--- Begin ---

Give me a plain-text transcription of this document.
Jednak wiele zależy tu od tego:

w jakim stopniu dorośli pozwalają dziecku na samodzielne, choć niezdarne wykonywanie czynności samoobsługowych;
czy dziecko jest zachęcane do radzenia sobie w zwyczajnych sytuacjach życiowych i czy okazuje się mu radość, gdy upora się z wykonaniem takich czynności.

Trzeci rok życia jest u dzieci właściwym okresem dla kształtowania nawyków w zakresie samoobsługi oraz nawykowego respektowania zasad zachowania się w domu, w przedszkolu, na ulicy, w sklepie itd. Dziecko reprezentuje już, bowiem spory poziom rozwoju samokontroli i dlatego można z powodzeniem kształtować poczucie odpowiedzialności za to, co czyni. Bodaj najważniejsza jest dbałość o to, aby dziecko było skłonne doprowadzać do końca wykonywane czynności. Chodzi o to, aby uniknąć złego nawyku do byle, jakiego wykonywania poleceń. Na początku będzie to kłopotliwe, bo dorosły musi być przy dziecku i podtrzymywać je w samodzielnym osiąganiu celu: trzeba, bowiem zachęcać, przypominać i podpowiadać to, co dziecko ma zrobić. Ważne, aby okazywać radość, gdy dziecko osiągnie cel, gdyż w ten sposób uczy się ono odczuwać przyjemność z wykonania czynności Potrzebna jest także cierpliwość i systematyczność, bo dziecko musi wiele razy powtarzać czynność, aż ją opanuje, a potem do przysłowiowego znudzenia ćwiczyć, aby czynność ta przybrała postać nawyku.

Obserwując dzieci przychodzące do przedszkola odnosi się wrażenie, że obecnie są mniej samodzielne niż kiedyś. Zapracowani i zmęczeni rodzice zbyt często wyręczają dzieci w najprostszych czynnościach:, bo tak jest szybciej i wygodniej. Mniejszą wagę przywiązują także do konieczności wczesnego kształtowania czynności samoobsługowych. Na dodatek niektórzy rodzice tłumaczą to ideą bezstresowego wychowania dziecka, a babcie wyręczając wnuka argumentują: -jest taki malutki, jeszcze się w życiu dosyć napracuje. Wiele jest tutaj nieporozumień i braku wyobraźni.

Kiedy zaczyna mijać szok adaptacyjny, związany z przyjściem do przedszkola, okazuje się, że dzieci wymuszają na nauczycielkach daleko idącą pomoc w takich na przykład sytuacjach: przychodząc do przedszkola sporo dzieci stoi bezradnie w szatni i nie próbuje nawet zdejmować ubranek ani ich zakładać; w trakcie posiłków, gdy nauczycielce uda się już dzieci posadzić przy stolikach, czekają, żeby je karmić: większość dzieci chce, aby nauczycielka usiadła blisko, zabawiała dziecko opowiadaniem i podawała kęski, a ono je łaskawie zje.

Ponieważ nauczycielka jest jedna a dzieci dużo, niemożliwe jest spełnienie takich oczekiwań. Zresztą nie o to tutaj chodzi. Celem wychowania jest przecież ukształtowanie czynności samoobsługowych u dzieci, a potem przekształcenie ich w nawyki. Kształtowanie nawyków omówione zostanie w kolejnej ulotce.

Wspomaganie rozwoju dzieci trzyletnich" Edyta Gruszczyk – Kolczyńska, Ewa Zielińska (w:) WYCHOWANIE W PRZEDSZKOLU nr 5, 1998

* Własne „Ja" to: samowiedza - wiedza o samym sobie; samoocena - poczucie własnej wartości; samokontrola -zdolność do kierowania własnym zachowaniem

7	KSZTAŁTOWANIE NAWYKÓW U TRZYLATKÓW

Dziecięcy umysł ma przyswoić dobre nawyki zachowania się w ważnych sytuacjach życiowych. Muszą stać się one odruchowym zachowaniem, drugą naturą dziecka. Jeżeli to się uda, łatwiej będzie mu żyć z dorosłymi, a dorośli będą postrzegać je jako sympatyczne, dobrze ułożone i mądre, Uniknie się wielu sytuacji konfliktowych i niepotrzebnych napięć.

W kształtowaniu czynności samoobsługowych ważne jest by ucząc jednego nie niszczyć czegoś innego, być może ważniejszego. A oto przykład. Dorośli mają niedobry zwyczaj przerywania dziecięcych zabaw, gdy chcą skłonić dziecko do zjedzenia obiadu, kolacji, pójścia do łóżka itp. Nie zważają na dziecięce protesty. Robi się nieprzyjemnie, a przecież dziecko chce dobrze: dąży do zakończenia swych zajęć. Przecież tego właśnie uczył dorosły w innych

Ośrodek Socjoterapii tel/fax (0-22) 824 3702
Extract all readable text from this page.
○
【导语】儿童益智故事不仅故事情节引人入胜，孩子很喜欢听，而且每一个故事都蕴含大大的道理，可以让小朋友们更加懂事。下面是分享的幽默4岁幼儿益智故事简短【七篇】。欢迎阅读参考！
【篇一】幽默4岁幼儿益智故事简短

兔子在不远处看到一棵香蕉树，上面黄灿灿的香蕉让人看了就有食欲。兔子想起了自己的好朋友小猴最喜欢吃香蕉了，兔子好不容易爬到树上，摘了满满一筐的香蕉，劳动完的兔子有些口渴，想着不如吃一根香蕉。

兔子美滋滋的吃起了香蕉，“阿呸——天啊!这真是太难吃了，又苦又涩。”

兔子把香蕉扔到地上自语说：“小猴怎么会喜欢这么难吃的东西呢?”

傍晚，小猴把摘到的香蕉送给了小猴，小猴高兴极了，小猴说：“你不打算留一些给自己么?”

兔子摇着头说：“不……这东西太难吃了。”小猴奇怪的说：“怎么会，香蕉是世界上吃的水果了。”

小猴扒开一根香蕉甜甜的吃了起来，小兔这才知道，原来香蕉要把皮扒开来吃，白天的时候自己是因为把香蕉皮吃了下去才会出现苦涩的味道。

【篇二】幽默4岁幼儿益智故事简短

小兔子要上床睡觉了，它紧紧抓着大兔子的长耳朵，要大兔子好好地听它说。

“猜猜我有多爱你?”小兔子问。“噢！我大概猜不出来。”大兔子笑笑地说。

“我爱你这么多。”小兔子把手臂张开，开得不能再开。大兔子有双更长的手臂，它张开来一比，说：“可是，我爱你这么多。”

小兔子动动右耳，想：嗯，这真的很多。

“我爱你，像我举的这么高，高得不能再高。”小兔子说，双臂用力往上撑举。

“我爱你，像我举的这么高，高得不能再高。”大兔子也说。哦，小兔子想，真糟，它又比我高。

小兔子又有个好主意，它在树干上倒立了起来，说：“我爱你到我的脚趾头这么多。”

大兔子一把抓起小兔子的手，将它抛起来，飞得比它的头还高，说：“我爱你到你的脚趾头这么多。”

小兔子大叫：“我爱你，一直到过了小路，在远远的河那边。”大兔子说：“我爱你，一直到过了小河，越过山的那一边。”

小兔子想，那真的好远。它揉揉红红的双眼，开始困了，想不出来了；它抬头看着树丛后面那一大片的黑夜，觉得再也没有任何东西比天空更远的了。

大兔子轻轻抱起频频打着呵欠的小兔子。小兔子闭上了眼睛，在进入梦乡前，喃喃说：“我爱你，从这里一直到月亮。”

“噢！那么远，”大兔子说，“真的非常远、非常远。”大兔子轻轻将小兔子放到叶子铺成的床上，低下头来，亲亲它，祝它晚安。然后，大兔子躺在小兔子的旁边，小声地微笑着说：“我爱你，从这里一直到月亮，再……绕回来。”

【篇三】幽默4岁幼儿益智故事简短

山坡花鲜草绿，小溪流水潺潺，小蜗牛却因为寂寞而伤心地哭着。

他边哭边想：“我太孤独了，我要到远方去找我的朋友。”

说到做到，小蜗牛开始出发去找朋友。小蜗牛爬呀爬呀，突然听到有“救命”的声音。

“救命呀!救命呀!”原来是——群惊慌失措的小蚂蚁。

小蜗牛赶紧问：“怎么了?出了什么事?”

--- End ---

▸ Instruction
Pull every line holding "samoobsługowych" out of the records.

▸ Complete answer
w jakim stopniu dorośli pozwalają dziecku na samodzielne, choć niezdarne wykonywanie czynności samoobsługowych;
Obserwując dzieci przychodzące do przedszkola odnosi się wrażenie, że obecnie są mniej samodzielne niż kiedyś. Zapracowani i zmęczeni rodzice zbyt często wyręczają dzieci w najprostszych czynnościach:, bo tak jest szybciej i wygodniej. Mniejszą wagę przywiązują także do konieczności wczesnego kształtowania czynności samoobsługowych. Na dodatek niektórzy rodzice tłumaczą to ideą bezstresowego wychowania dziecka, a babcie wyręczając wnuka argumentują: -jest taki malutki, jeszcze się w życiu dosyć napracuje. Wiele jest tutaj nieporozumień i braku wyobraźni.
Ponieważ nauczycielka jest jedna a dzieci dużo, niemożliwe jest spełnienie takich oczekiwań. Zresztą nie o to tutaj chodzi. Celem wychowania jest przecież ukształtowanie czynności samoobsługowych u dzieci, a potem przekształcenie ich w nawyki. Kształtowanie nawyków omówione zostanie w kolejnej ulotce.
W kształtowaniu czynności samoobsługowych ważne jest by ucząc jednego nie niszczyć czegoś innego, być może ważniejszego. A oto przykład. Dorośli mają niedobry zwyczaj przerywania dziecięcych zabaw, gdy chcą skłonić dziecko do zjedzenia obiadu, kolacji, pójścia do łóżka itp. Nie zważają na dziecięce protesty. Robi się nieprzyjemnie, a przecież dziecko chce dobrze: dąży do zakończenia swych zajęć. Przecież tego właśnie uczył dorosły w innych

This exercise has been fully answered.